A run of records:
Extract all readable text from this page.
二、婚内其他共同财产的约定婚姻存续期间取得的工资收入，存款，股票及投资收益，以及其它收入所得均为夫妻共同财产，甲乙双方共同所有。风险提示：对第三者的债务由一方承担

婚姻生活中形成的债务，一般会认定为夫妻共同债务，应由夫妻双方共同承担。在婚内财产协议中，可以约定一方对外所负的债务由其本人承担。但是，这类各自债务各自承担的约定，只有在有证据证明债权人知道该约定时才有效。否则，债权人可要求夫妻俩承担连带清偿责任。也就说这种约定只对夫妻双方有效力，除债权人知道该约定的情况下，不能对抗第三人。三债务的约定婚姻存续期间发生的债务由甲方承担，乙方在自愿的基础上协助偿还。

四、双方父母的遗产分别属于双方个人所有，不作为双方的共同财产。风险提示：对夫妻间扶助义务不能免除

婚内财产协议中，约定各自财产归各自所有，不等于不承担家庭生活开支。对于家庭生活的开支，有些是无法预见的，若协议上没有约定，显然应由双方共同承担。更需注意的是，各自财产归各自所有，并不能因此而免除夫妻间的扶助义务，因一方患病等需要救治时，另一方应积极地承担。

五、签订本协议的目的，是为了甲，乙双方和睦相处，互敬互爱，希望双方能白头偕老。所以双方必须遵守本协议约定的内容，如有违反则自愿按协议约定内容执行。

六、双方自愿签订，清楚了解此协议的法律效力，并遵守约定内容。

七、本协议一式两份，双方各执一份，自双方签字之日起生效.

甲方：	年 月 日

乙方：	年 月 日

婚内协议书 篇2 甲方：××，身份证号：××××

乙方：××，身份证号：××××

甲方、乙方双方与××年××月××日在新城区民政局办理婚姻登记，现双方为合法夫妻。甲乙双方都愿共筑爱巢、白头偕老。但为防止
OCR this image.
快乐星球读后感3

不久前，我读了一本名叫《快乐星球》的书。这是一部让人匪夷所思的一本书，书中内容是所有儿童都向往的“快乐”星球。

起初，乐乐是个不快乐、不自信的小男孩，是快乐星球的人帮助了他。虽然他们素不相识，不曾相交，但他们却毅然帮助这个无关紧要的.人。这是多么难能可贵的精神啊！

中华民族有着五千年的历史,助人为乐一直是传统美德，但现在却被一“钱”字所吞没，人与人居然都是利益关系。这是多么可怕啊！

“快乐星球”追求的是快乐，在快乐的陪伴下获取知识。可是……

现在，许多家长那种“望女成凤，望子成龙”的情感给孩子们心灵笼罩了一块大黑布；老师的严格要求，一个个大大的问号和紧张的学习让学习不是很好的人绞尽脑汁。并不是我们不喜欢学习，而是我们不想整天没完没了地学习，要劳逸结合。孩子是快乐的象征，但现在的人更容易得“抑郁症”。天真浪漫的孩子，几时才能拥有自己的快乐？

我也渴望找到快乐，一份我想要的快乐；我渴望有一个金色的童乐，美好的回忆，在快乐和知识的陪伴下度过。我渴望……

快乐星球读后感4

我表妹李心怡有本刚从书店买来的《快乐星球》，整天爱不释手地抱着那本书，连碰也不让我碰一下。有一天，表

▶ [What the task requires]:
Reproduce every line of the data verbatim.

▶ [Full answer]:
Extract all readable text from this page.
二、婚内其他共同财产的约定婚姻存续期间取得的工资收入，存款，股票及投资收益，以及其它收入所得均为夫妻共同财产，甲乙双方共同所有。风险提示：对第三者的债务由一方承担

婚姻生活中形成的债务，一般会认定为夫妻共同债务，应由夫妻双方共同承担。在婚内财产协议中，可以约定一方对外所负的债务由其本人承担。但是，这类各自债务各自承担的约定，只有在有证据证明债权人知道该约定时才有效。否则，债权人可要求夫妻俩承担连带清偿责任。也就说这种约定只对夫妻双方有效力，除债权人知道该约定的情况下，不能对抗第三人。三债务的约定婚姻存续期间发生的债务由甲方承担，乙方在自愿的基础上协助偿还。

四、双方父母的遗产分别属于双方个人所有，不作为双方的共同财产。风险提示：对夫妻间扶助义务不能免除

婚内财产协议中，约定各自财产归各自所有，不等于不承担家庭生活开支。对于家庭生活的开支，有些是无法预见的，若协议上没有约定，显然应由双方共同承担。更需注意的是，各自财产归各自所有，并不能因此而免除夫妻间的扶助义务，因一方患病等需要救治时，另一方应积极地承担。

五、签订本协议的目的，是为了甲，乙双方和睦相处，互敬互爱，希望双方能白头偕老。所以双方必须遵守本协议约定的内容，如有违反则自愿按协议约定内容执行。

六、双方自愿签订，清楚了解此协议的法律效力，并遵守约定内容。

七、本协议一式两份，双方各执一份，自双方签字之日起生效.

甲方：	年 月 日

乙方：	年 月 日

婚内协议书 篇2 甲方：××，身份证号：××××

乙方：××，身份证号：××××

甲方、乙方双方与××年××月××日在新城区民政局办理婚姻登记，现双方为合法夫妻。甲乙双方都愿共筑爱巢、白头偕老。但为防止
OCR this image.
快乐星球读后感3

不久前，我读了一本名叫《快乐星球》的书。这是一部让人匪夷所思的一本书，书中内容是所有儿童都向往的“快乐”星球。

起初，乐乐是个不快乐、不自信的小男孩，是快乐星球的人帮助了他。虽然他们素不相识，不曾相交，但他们却毅然帮助这个无关紧要的.人。这是多么难能可贵的精神啊！

中华民族有着五千年的历史,助人为乐一直是传统美德，但现在却被一“钱”字所吞没，人与人居然都是利益关系。这是多么可怕啊！

“快乐星球”追求的是快乐，在快乐的陪伴下获取知识。可是……

现在，许多家长那种“望女成凤，望子成龙”的情感给孩子们心灵笼罩了一块大黑布；老师的严格要求，一个个大大的问号和紧张的学习让学习不是很好的人绞尽脑汁。并不是我们不喜欢学习，而是我们不想整天没完没了地学习，要劳逸结合。孩子是快乐的象征，但现在的人更容易得“抑郁症”。天真浪漫的孩子，几时才能拥有自己的快乐？

我也渴望找到快乐，一份我想要的快乐；我渴望有一个金色的童乐，美好的回忆，在快乐和知识的陪伴下度过。我渴望……

快乐星球读后感4

我表妹李心怡有本刚从书店买来的《快乐星球》，整天爱不释手地抱着那本书，连碰也不让我碰一下。有一天，表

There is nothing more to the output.